%%
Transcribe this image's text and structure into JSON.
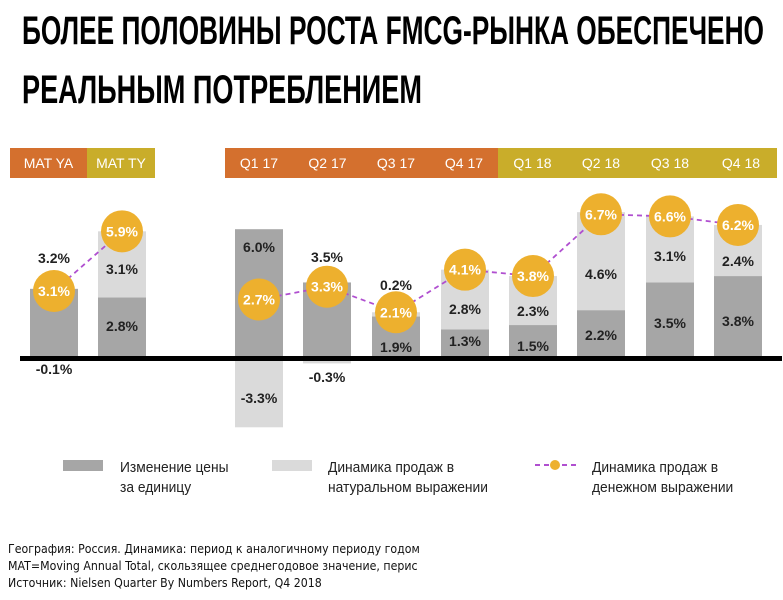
{
  "title": {
    "line1": "БОЛЕЕ ПОЛОВИНЫ РОСТА FMCG-РЫНКА ОБЕСПЕЧЕНО",
    "line2": "РЕАЛЬНЫМ ПОТРЕБЛЕНИЕМ"
  },
  "chart_data": {
    "type": "bar",
    "stacked": true,
    "categories": [
      "MAT YA",
      "MAT TY",
      "Q1 17",
      "Q2 17",
      "Q3 17",
      "Q4 17",
      "Q1 18",
      "Q2 18",
      "Q3 18",
      "Q4 18"
    ],
    "series": [
      {
        "name": "Изменение цены за единицу",
        "type": "bar",
        "color": "#a6a6a6",
        "values": [
          3.2,
          2.8,
          6.0,
          3.5,
          1.9,
          1.3,
          1.5,
          2.2,
          3.5,
          3.8
        ],
        "labels": [
          "3.2%",
          "2.8%",
          "6.0%",
          "3.5%",
          "1.9%",
          "1.3%",
          "1.5%",
          "2.2%",
          "3.5%",
          "3.8%"
        ]
      },
      {
        "name": "Динамика продаж в натуральном выражении",
        "type": "bar",
        "color": "#dadada",
        "values": [
          -0.1,
          3.1,
          -3.3,
          -0.3,
          0.2,
          2.8,
          2.3,
          4.6,
          3.1,
          2.4
        ],
        "labels": [
          "-0.1%",
          "3.1%",
          "-3.3%",
          "-0.3%",
          "0.2%",
          "2.8%",
          "2.3%",
          "4.6%",
          "3.1%",
          "2.4%"
        ]
      },
      {
        "name": "Динамика продаж в денежном выражении",
        "type": "line",
        "color": "#edb02e",
        "line_color": "#b04fd0",
        "values": [
          3.1,
          5.9,
          2.7,
          3.3,
          2.1,
          4.1,
          3.8,
          6.7,
          6.6,
          6.2
        ],
        "labels": [
          "3.1%",
          "5.9%",
          "2.7%",
          "3.3%",
          "2.1%",
          "4.1%",
          "3.8%",
          "6.7%",
          "6.6%",
          "6.2%"
        ]
      }
    ],
    "header_colors": [
      "#d4702e",
      "#c9ad2a",
      "#d4702e",
      "#d4702e",
      "#d4702e",
      "#d4702e",
      "#c9ad2a",
      "#c9ad2a",
      "#c9ad2a",
      "#c9ad2a"
    ],
    "legend": [
      "Изменение цены",
      "за единицу",
      "Динамика продаж в",
      "натуральном выражении",
      "Динамика продаж в",
      "денежном выражении"
    ],
    "legend_position": "bottom",
    "grid": false
  },
  "footer": {
    "geography": "География: Россия. Динамика: период к аналогичному периоду годом",
    "mat": "MAT=Moving Annual Total, скользящее среднегодовое значение, перис",
    "source": "Источник: Nielsen Quarter By Numbers Report, Q4 2018"
  }
}
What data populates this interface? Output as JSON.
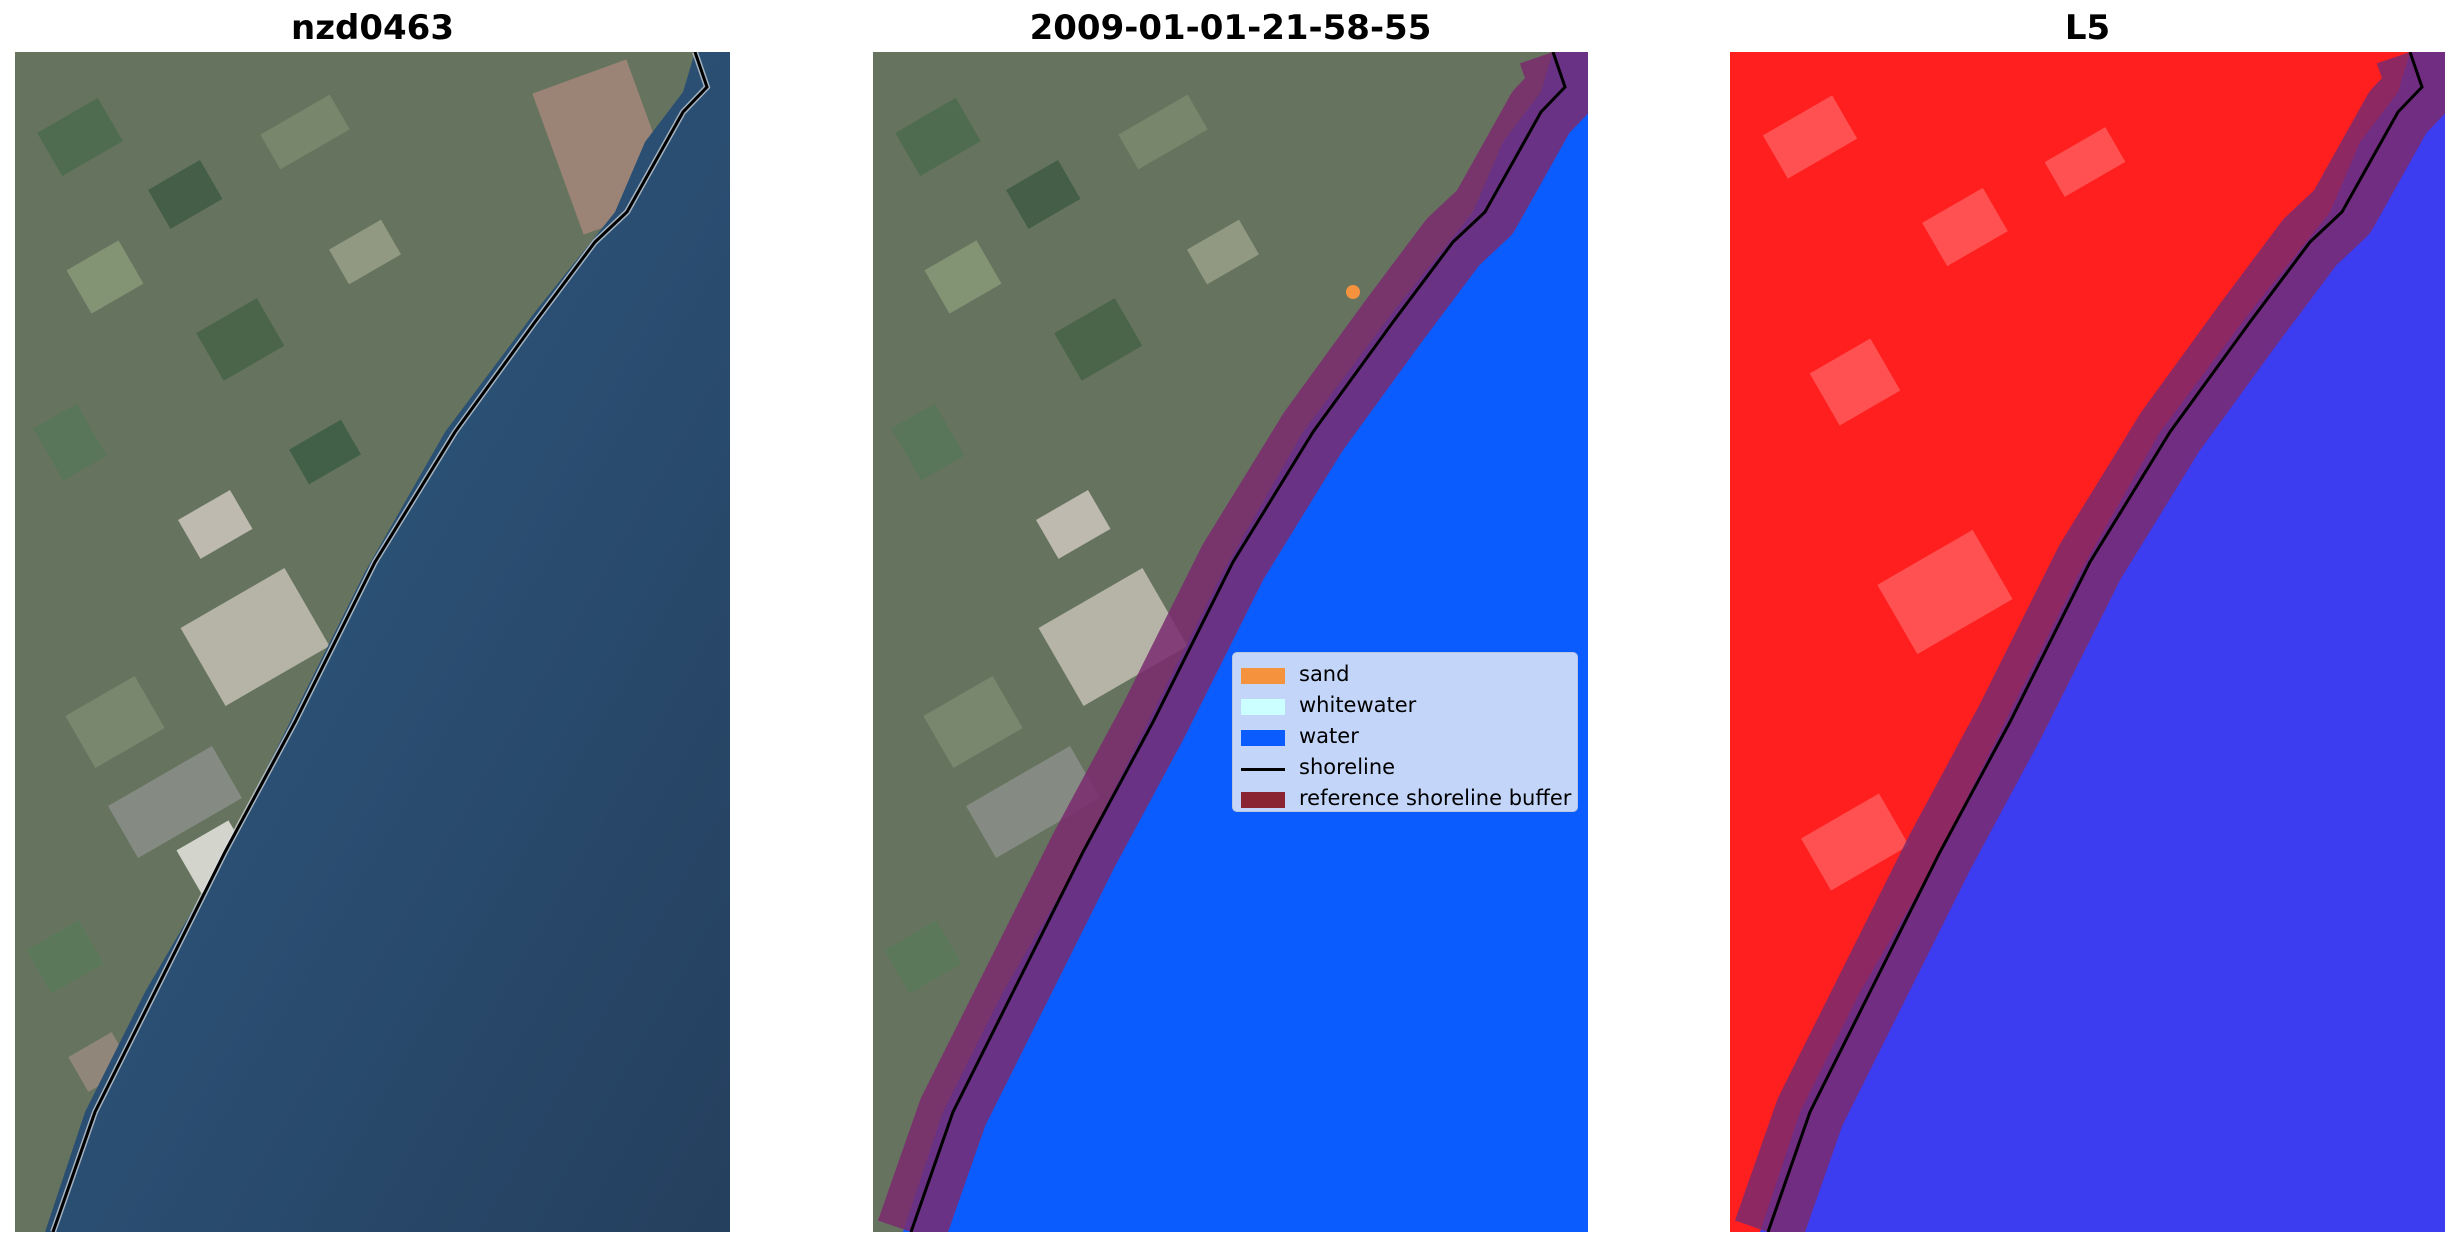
%%
-- Given task --
Leave the pictures out and copy the rest of the data exactly.

-- Exercise response --
Transcribe this image's text and structure into JSON.
{
  "title": {
    "line1": "БОЛЕЕ ПОЛОВИНЫ РОСТА FMCG-РЫНКА ОБЕСПЕЧЕНО",
    "line2": "РЕАЛЬНЫМ ПОТРЕБЛЕНИЕМ"
  },
  "chart_data": {
    "type": "bar",
    "stacked": true,
    "categories": [
      "MAT YA",
      "MAT TY",
      "Q1 17",
      "Q2 17",
      "Q3 17",
      "Q4 17",
      "Q1 18",
      "Q2 18",
      "Q3 18",
      "Q4 18"
    ],
    "series": [
      {
        "name": "Изменение цены за единицу",
        "type": "bar",
        "color": "#a6a6a6",
        "values": [
          3.2,
          2.8,
          6.0,
          3.5,
          1.9,
          1.3,
          1.5,
          2.2,
          3.5,
          3.8
        ],
        "labels": [
          "3.2%",
          "2.8%",
          "6.0%",
          "3.5%",
          "1.9%",
          "1.3%",
          "1.5%",
          "2.2%",
          "3.5%",
          "3.8%"
        ]
      },
      {
        "name": "Динамика продаж в натуральном выражении",
        "type": "bar",
        "color": "#dadada",
        "values": [
          -0.1,
          3.1,
          -3.3,
          -0.3,
          0.2,
          2.8,
          2.3,
          4.6,
          3.1,
          2.4
        ],
        "labels": [
          "-0.1%",
          "3.1%",
          "-3.3%",
          "-0.3%",
          "0.2%",
          "2.8%",
          "2.3%",
          "4.6%",
          "3.1%",
          "2.4%"
        ]
      },
      {
        "name": "Динамика продаж в денежном выражении",
        "type": "line",
        "color": "#edb02e",
        "line_color": "#b04fd0",
        "values": [
          3.1,
          5.9,
          2.7,
          3.3,
          2.1,
          4.1,
          3.8,
          6.7,
          6.6,
          6.2
        ],
        "labels": [
          "3.1%",
          "5.9%",
          "2.7%",
          "3.3%",
          "2.1%",
          "4.1%",
          "3.8%",
          "6.7%",
          "6.6%",
          "6.2%"
        ]
      }
    ],
    "header_colors": [
      "#d4702e",
      "#c9ad2a",
      "#d4702e",
      "#d4702e",
      "#d4702e",
      "#d4702e",
      "#c9ad2a",
      "#c9ad2a",
      "#c9ad2a",
      "#c9ad2a"
    ],
    "legend": [
      "Изменение цены",
      "за единицу",
      "Динамика продаж в",
      "натуральном выражении",
      "Динамика продаж в",
      "денежном выражении"
    ],
    "legend_position": "bottom",
    "grid": false
  },
  "footer": {
    "geography": "География: Россия. Динамика: период к аналогичному периоду годом",
    "mat": "MAT=Moving Annual Total, скользящее среднегодовое значение, перис",
    "source": "Источник: Nielsen Quarter By Numbers Report, Q4 2018"
  }
}
What data populates this interface? Output as JSON.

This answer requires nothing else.